The ultimate goal of this study is to contribute to predictive algorithms for treatment response in depression. Approximately 80% of patients respond to ECT, according to a large Swedish study, and a significant proportion of patients discontinue or never initiate ECT due to concern about side-effects [11, 49]. To date, research has met limited success in using clinical features to predict response to ECT or likelihood of experiencing side effects. A recent meta-analysis identified modest predictive power for several clinical features including psychosis as well as older age and, to a lesser extent, depression severity as predictors of response and/or remission to ECT while it was not possible to be conclusive about melancholia[69]. There is thus a clinical need to develop better methods to predict response and aid patient selection for specific treatments. In other words, we want to learn whether we can, very early on in treatment or even at first presentation, identify people who will likely respond well to ECT versus people who will likely respond poorly or have adverse effects from ECT, in order to personalize the recommendations for treatment with ECT for those with depression, at an earlier phase of illness than occurs in current clinical practice. This would also allow ECT to be avoided in those patients for whom the physical or cognitive side-effects of ECT would outweigh the benefits of treatment.

ECT: Clinical Indications, Practice, and Mechanism of action

Why are Patients Receiving ECT?

ECT is one of the most rapid and effective treatments for affective symptoms in both MDD and BD[16, 25, 34, 54]. ECT applies an electrical stimulus to induce a brief generalized seizure under controlled conditions. The procedure is performed under general anaesthesia with the use of a muscle relaxant[19]. ECT is a medically safe procedure with a very low mortality of 2.1 per 100,000 treatments[67]. Because of its good evidence base, international guidelines support the use of ECT in cases where depression or mania is resistant to medication and psychotherapy (“treatment resistant”) or where rapid response is desirable such as high suicidality, catatonia, and rapidly deteriorating physical status due to self-neglect[2, 3, 43, 48, 53, 56, 70]. ECT has also been shown to be cost-effective and improve quality of life[23, 58]. It is associated with cognitive side-effects [7] and severe memory related side-effects in a minority of patients, as well as physiological changes such as hypertension and raised intra-cranial pressure and so requires careful screening and monitoring processes[59, 64, 68]. For these reasons ECT is usually restricted to the most severe or resistant cases of depression and patients who receive it are well characterized by detailed clinical screening and monitoring practice.

A course of ECT generally requires six to twelve treatments delivered two to three times per week. Longitudinal progress, response and side effect data are often routinely collected, albeit using different formats and standardized scales, to support treatment decision-making and contribute to the patient’s medical record. Furthermore, blood samples can be easily taken following vascular access for anaesthesia. For these reasons, it is possible to study response to ECT in clinical settings with minimal or no additional procedures. To facilitate collaboration between clinicians of varying experience across international boundaries, the Gen-ECT-ic protocol has been specifically designed to allow flexibility in the quantity and complexity of data and type of outcome scales used. We hope this study will contribute to improving clinical delivery of ECT by encouraging the systematic collection of ECT response and side effect data. To that end, we have also partnered with the Clinical Alliance and Research in ECT (CARE) Network [41] and the National Network of Depression Centers[24].

- Task directions
Carry on the passage about ECT for depression from its last sentence, in the same style.

- Entries provided
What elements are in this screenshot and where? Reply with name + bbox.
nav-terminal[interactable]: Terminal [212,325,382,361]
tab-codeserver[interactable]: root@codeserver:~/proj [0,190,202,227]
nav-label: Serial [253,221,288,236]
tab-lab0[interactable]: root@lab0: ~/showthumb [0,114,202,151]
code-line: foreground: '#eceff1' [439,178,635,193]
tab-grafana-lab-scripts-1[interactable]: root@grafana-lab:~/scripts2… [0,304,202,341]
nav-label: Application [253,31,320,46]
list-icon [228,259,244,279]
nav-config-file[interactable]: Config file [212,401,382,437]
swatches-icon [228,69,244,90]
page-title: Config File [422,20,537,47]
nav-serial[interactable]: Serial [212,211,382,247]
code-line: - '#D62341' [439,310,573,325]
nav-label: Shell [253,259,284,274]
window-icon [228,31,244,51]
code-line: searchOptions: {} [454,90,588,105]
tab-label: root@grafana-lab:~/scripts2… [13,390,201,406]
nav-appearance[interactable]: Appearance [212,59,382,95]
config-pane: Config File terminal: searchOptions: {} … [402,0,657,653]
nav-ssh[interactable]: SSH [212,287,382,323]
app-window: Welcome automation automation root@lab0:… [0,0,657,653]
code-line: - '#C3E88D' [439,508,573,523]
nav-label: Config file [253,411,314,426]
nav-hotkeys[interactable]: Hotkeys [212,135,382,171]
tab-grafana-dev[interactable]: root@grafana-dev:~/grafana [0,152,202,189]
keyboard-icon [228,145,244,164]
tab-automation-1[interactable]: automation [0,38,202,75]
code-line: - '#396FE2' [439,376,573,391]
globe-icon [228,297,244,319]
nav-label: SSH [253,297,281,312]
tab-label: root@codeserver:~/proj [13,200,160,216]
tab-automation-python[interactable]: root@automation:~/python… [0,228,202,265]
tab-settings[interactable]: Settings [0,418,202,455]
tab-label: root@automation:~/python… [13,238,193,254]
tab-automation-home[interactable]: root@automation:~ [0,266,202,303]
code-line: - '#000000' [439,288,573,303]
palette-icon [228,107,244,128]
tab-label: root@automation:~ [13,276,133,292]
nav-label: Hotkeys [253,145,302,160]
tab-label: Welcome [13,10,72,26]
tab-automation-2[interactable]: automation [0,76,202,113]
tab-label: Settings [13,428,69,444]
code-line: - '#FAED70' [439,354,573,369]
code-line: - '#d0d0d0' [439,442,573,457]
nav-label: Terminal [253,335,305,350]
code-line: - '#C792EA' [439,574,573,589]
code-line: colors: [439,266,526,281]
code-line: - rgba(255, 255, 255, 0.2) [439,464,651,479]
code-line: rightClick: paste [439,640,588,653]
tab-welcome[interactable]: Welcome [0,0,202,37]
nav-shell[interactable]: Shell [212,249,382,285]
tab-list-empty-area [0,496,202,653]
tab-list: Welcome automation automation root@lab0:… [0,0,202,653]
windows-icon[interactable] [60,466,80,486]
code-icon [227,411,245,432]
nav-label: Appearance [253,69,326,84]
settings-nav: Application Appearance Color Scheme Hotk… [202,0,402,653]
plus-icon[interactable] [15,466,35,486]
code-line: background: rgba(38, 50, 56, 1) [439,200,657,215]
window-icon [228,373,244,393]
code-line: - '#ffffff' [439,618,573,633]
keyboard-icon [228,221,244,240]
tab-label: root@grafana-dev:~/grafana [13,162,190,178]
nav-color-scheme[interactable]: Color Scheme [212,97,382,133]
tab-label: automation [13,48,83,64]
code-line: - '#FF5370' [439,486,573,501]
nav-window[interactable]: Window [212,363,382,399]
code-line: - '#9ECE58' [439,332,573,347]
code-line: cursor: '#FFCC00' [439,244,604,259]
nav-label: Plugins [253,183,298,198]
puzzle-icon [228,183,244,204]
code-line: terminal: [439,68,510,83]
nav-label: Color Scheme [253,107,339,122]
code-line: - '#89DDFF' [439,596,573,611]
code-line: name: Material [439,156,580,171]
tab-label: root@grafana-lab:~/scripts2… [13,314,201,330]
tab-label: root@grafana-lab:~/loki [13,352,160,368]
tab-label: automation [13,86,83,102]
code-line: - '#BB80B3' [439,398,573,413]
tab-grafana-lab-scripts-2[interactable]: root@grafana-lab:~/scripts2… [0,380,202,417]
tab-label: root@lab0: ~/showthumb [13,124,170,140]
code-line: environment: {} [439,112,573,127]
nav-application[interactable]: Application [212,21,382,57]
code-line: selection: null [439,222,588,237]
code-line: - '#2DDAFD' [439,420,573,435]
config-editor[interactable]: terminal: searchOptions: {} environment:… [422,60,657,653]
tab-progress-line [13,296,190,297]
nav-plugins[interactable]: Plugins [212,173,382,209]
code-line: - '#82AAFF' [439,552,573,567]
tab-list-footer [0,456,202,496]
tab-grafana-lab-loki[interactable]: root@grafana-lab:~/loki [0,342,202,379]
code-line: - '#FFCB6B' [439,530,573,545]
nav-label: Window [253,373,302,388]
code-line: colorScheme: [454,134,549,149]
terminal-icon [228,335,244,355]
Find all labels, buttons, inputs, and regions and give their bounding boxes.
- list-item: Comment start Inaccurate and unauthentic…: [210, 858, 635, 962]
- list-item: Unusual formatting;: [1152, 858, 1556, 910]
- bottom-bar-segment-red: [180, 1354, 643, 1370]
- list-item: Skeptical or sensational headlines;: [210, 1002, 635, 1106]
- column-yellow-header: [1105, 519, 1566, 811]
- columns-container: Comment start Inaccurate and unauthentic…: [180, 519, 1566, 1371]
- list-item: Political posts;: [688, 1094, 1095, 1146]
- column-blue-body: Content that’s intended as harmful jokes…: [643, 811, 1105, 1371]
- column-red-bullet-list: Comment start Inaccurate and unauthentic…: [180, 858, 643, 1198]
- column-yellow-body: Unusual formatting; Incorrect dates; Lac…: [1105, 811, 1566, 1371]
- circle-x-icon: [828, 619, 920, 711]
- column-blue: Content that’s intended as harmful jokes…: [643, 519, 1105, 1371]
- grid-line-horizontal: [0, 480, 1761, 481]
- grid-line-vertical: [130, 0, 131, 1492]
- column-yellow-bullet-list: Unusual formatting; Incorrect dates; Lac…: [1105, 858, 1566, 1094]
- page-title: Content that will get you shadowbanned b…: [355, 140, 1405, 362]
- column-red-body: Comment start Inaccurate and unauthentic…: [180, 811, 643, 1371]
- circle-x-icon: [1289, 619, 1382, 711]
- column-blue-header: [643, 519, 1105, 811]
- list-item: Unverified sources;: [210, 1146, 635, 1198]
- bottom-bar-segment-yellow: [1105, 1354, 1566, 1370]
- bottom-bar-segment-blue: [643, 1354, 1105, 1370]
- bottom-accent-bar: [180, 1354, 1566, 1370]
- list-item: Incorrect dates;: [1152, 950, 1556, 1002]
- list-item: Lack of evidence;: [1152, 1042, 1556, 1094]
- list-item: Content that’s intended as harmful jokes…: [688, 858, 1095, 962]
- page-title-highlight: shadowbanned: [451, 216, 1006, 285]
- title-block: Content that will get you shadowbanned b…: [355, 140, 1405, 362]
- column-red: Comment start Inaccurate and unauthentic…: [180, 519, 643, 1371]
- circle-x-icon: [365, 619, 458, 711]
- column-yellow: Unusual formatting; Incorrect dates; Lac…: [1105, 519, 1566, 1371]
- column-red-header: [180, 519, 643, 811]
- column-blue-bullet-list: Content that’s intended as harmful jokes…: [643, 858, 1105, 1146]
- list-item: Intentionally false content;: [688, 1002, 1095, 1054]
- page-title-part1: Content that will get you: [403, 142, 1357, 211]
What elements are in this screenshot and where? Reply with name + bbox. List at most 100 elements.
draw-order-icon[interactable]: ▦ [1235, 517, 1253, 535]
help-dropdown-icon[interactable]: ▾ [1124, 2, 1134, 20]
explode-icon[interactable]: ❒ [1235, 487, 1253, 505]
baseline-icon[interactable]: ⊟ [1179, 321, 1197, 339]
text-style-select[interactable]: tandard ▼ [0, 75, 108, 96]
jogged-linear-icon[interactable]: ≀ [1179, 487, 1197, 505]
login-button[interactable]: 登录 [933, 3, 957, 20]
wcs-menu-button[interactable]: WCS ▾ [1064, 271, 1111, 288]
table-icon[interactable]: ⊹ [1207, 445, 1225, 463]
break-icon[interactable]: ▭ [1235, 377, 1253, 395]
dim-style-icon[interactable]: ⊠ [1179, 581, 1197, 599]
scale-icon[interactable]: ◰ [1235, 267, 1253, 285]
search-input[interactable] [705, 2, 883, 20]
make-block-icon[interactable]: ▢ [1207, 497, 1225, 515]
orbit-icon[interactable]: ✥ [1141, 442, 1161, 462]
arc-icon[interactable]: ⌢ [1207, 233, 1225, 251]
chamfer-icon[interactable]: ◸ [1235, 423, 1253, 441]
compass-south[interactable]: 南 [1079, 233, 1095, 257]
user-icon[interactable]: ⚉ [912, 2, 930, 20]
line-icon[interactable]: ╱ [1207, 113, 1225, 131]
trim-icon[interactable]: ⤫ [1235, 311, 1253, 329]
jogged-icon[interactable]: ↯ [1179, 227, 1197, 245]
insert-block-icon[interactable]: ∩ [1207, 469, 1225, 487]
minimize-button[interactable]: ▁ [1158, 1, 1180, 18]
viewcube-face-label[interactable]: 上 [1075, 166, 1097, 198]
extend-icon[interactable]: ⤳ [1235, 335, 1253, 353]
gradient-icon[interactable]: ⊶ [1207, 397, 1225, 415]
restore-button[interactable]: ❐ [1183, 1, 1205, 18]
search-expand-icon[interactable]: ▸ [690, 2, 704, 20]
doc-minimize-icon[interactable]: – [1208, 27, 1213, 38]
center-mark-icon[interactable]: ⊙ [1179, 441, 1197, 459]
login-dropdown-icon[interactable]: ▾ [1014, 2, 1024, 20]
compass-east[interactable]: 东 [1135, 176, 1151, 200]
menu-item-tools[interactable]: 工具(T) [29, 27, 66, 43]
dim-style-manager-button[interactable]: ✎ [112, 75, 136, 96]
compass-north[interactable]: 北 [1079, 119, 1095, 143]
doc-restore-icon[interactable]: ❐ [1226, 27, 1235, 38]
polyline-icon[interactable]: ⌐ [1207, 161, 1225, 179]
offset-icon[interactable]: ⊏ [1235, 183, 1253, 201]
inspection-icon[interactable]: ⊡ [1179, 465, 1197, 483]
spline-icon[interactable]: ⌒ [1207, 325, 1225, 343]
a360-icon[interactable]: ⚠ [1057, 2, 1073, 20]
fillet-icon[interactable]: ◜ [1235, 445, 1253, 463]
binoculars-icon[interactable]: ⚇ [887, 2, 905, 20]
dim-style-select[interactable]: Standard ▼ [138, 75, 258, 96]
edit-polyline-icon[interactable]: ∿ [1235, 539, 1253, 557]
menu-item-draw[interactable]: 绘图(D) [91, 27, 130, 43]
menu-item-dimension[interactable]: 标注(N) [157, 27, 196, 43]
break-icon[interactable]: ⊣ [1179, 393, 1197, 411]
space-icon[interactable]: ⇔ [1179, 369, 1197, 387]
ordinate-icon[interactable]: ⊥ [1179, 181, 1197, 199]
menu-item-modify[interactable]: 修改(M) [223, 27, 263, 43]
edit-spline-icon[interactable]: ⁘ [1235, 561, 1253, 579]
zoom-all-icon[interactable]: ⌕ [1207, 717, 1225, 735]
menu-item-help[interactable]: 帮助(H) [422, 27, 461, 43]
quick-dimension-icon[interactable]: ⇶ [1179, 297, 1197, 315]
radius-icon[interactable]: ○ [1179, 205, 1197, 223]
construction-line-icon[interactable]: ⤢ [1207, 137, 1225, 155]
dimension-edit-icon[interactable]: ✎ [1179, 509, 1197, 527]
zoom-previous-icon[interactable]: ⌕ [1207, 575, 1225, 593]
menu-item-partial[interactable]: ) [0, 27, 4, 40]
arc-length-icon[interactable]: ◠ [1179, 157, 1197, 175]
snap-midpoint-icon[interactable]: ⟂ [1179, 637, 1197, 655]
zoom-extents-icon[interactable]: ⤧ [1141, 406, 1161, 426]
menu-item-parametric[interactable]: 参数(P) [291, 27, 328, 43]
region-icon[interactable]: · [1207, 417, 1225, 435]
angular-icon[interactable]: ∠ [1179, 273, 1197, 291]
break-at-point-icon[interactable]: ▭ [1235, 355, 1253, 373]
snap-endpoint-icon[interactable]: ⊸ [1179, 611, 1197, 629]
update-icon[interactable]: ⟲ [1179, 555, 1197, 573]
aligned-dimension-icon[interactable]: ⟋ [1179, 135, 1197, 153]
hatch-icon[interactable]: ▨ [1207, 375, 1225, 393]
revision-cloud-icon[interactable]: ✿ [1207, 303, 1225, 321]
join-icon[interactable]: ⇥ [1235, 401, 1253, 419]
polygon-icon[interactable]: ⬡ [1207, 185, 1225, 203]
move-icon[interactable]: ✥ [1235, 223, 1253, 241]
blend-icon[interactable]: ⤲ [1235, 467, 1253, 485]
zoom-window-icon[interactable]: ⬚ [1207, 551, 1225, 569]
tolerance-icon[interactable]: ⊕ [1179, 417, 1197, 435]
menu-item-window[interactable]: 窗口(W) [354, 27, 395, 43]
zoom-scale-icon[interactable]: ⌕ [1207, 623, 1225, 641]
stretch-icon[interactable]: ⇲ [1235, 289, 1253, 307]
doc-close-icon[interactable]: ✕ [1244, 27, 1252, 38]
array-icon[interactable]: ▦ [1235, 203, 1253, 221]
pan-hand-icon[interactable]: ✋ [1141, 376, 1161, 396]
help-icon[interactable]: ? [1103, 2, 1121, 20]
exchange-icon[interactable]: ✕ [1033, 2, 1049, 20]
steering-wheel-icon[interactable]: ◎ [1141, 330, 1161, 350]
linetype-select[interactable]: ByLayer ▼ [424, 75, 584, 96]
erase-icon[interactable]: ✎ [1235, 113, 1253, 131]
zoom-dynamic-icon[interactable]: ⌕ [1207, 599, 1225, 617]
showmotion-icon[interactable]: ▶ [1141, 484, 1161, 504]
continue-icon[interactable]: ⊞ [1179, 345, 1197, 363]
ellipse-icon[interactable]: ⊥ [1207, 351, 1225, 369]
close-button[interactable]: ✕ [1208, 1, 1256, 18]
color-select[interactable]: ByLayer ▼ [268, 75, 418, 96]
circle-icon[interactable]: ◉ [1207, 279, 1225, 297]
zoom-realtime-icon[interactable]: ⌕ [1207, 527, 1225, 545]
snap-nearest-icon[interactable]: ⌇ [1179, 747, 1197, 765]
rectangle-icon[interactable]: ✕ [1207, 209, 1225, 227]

- Written answer
Recent research suggests that ECT may mediate its effects via neuroplastic mechanisms within the brain[9] and it has been shown to increase brain region volumes within the hippocampus[22], although hippocampal enlargement might not explain clinical efficacy of ECT [51]. Though altering electrical stimulus dose, stimulus pulse-width and electrode placement can minimize cognitive side-effects[34, 66], it is not yet fully possible to personalize treatment for an individual patient using clinical, biological and/or procedural variables alone[21, 38, 56]. Latent class analysis suggests up to 5 trajectories of response including 13% with no improvement and 31% with slow improvement[12]. Despite these response trajectories, treatment recommendations are solely based on clinical assessments and broad clinical guidelines with a high variation in treatment frequency, anaesthetic procedures, electrode placements and stimulation paradigms internationally[36, 41].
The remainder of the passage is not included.